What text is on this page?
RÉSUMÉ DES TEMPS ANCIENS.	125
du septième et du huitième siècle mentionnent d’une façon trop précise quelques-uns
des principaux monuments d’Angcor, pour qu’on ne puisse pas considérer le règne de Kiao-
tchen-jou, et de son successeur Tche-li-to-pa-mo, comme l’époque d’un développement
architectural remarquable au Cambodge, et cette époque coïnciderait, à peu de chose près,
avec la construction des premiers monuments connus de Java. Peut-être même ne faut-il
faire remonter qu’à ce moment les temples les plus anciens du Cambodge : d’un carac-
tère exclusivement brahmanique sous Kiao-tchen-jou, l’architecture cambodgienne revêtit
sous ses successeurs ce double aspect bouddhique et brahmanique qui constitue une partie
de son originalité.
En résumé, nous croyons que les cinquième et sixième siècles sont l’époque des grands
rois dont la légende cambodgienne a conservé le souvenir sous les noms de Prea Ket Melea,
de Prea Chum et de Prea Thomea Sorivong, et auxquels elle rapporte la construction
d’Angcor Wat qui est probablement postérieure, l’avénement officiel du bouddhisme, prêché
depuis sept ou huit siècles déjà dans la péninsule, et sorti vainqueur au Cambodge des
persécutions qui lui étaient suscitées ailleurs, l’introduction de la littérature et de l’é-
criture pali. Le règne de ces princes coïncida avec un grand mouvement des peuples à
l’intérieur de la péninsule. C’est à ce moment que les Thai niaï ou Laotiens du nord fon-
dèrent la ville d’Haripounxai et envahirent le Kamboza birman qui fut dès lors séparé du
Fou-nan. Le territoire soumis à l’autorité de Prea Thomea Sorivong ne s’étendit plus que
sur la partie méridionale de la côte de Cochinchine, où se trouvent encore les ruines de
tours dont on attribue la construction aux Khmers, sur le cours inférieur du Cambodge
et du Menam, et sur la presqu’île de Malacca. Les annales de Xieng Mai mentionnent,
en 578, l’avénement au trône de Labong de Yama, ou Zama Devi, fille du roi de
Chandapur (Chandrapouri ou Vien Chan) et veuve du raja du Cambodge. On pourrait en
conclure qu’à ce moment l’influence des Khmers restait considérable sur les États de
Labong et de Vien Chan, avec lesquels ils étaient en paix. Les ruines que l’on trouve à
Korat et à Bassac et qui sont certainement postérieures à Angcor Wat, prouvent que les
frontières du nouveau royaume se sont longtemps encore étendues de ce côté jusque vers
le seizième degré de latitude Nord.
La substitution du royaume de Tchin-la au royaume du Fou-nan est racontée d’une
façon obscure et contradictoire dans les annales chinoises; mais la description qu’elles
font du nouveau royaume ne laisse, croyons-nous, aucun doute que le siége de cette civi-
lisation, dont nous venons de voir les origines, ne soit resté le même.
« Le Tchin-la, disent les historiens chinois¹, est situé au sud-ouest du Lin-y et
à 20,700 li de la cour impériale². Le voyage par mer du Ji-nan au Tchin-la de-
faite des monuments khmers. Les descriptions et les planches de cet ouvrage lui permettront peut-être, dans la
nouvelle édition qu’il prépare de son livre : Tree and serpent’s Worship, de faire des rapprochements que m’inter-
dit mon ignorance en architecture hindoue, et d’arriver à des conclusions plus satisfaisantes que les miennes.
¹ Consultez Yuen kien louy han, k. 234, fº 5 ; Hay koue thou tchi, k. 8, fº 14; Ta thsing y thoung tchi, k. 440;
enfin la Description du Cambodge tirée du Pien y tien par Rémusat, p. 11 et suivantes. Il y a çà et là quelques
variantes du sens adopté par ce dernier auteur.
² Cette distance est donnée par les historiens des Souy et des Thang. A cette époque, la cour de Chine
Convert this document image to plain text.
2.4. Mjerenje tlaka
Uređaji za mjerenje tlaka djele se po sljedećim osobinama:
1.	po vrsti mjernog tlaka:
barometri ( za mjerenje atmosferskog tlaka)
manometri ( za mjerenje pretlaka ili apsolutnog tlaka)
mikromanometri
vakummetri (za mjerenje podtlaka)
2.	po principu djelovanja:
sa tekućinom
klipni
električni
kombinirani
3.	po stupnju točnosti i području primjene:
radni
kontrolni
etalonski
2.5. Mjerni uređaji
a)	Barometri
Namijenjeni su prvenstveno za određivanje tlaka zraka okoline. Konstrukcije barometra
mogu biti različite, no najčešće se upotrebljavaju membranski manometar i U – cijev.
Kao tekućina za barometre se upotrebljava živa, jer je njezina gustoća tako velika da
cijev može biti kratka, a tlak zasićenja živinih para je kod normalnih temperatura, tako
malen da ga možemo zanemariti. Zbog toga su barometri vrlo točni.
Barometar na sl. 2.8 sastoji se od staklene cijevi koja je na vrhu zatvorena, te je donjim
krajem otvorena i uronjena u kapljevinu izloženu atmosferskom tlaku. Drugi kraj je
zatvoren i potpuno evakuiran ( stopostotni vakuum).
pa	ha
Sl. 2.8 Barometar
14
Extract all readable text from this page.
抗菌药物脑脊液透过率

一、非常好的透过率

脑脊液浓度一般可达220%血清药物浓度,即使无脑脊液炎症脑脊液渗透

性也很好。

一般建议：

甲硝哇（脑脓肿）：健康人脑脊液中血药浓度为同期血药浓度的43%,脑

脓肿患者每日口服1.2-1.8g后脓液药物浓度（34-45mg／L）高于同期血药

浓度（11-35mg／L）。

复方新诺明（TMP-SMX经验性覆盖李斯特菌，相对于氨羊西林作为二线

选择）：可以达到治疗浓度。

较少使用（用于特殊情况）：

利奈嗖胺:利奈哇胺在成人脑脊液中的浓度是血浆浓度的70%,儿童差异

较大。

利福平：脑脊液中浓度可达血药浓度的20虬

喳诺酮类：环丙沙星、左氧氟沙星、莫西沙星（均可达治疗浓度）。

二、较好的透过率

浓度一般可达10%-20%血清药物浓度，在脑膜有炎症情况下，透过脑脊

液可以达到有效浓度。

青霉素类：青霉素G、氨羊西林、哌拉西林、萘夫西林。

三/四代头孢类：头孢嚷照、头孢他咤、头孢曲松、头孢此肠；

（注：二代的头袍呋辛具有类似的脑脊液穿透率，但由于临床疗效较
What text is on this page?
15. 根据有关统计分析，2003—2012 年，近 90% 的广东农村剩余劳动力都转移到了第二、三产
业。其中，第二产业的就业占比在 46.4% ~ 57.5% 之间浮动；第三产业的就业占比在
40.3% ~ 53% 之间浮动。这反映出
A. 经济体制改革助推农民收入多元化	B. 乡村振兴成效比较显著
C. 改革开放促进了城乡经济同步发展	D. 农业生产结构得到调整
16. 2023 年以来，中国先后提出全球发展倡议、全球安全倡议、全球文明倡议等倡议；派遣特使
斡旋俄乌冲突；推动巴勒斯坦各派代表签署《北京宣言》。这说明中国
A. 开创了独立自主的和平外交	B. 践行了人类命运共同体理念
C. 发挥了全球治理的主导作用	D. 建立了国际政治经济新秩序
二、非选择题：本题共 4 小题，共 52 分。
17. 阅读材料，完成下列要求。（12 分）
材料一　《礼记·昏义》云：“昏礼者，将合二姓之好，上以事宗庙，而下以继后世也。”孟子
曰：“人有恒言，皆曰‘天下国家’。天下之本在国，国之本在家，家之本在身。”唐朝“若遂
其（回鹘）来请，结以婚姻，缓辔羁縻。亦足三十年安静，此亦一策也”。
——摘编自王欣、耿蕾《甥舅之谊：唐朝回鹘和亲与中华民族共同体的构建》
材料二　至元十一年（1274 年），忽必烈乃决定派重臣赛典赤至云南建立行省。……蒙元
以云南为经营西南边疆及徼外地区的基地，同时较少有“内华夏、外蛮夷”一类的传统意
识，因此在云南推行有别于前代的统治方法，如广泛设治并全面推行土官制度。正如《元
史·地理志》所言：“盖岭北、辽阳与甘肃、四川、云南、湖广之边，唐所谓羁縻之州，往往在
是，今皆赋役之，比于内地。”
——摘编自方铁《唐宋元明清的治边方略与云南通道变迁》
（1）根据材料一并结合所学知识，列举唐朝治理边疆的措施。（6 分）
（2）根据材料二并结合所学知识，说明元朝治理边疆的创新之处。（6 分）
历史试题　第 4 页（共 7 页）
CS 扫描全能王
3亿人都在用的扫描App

● ● ●

**Goal**
Copy out all lines where the word "construction" appears.

**Final result**
avec la construction des premiers monuments connus de Java. Peut-être même ne faut-il
de Prea Chum et de Prea Thomea Sorivong, et auxquels elle rapporte la construction
tours dont on attribue la construction aux Khmers, sur le cours inférieur du Cambodge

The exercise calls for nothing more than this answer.